Problem to work on:
Every line of the material below should be repeated exactly.

Entries supplied:
[start]
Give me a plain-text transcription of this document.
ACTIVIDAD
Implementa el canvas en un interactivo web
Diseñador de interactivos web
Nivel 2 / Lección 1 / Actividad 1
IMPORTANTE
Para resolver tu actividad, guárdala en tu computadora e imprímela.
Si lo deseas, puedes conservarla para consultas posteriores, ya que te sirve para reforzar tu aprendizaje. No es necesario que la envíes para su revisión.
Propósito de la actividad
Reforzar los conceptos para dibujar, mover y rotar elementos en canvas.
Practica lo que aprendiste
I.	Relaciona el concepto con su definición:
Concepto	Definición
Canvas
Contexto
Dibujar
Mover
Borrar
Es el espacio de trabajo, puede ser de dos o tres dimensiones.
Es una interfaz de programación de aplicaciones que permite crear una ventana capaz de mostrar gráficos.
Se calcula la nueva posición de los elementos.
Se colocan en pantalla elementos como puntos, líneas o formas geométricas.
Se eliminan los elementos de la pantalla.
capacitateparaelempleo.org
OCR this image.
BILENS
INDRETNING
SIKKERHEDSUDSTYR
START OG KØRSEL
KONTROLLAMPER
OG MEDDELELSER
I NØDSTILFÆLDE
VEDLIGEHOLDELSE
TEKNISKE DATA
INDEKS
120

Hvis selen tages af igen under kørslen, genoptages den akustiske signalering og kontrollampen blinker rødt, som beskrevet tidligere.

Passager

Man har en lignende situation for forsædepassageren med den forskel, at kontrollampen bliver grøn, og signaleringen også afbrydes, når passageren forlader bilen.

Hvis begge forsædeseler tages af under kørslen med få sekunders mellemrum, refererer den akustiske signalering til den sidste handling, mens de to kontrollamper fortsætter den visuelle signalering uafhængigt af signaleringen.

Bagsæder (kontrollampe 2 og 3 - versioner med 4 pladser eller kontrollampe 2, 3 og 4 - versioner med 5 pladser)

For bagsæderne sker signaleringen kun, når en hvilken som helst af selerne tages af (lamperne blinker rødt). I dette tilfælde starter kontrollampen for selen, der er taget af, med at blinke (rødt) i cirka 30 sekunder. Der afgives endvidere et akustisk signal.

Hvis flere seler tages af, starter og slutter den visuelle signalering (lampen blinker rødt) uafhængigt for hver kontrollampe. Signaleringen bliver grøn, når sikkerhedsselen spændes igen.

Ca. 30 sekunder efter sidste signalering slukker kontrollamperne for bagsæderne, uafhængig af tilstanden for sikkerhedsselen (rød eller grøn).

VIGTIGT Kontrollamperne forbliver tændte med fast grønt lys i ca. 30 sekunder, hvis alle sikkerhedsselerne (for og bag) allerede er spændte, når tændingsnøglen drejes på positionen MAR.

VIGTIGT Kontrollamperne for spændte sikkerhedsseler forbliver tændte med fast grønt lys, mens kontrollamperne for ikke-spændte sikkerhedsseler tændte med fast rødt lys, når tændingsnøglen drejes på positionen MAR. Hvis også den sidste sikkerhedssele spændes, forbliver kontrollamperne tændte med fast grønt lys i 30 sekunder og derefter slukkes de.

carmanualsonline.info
[end]
Task response:
Give me a plain-text transcription of this document.
ACTIVIDAD
Implementa el canvas en un interactivo web
Diseñador de interactivos web
Nivel 2 / Lección 1 / Actividad 1
IMPORTANTE
Para resolver tu actividad, guárdala en tu computadora e imprímela.
Si lo deseas, puedes conservarla para consultas posteriores, ya que te sirve para reforzar tu aprendizaje. No es necesario que la envíes para su revisión.
Propósito de la actividad
Reforzar los conceptos para dibujar, mover y rotar elementos en canvas.
Practica lo que aprendiste
I.	Relaciona el concepto con su definición:
Concepto	Definición
Canvas
Contexto
Dibujar
Mover
Borrar
Es el espacio de trabajo, puede ser de dos o tres dimensiones.
Es una interfaz de programación de aplicaciones que permite crear una ventana capaz de mostrar gráficos.
Se calcula la nueva posición de los elementos.
Se colocan en pantalla elementos como puntos, líneas o formas geométricas.
Se eliminan los elementos de la pantalla.
capacitateparaelempleo.org
OCR this image.
BILENS
INDRETNING
SIKKERHEDSUDSTYR
START OG KØRSEL
KONTROLLAMPER
OG MEDDELELSER
I NØDSTILFÆLDE
VEDLIGEHOLDELSE
TEKNISKE DATA
INDEKS
120

Hvis selen tages af igen under kørslen, genoptages den akustiske signalering og kontrollampen blinker rødt, som beskrevet tidligere.

Passager

Man har en lignende situation for forsædepassageren med den forskel, at kontrollampen bliver grøn, og signaleringen også afbrydes, når passageren forlader bilen.

Hvis begge forsædeseler tages af under kørslen med få sekunders mellemrum, refererer den akustiske signalering til den sidste handling, mens de to kontrollamper fortsætter den visuelle signalering uafhængigt af signaleringen.

Bagsæder (kontrollampe 2 og 3 - versioner med 4 pladser eller kontrollampe 2, 3 og 4 - versioner med 5 pladser)

For bagsæderne sker signaleringen kun, når en hvilken som helst af selerne tages af (lamperne blinker rødt). I dette tilfælde starter kontrollampen for selen, der er taget af, med at blinke (rødt) i cirka 30 sekunder. Der afgives endvidere et akustisk signal.

Hvis flere seler tages af, starter og slutter den visuelle signalering (lampen blinker rødt) uafhængigt for hver kontrollampe. Signaleringen bliver grøn, når sikkerhedsselen spændes igen.

Ca. 30 sekunder efter sidste signalering slukker kontrollamperne for bagsæderne, uafhængig af tilstanden for sikkerhedsselen (rød eller grøn).

VIGTIGT Kontrollamperne forbliver tændte med fast grønt lys i ca. 30 sekunder, hvis alle sikkerhedsselerne (for og bag) allerede er spændte, når tændingsnøglen drejes på positionen MAR.

VIGTIGT Kontrollamperne for spændte sikkerhedsseler forbliver tændte med fast grønt lys, mens kontrollamperne for ikke-spændte sikkerhedsseler tændte med fast rødt lys, når tændingsnøglen drejes på positionen MAR. Hvis også den sidste sikkerhedssele spændes, forbliver kontrollamperne tændte med fast grønt lys i 30 sekunder og derefter slukkes de.

carmanualsonline.info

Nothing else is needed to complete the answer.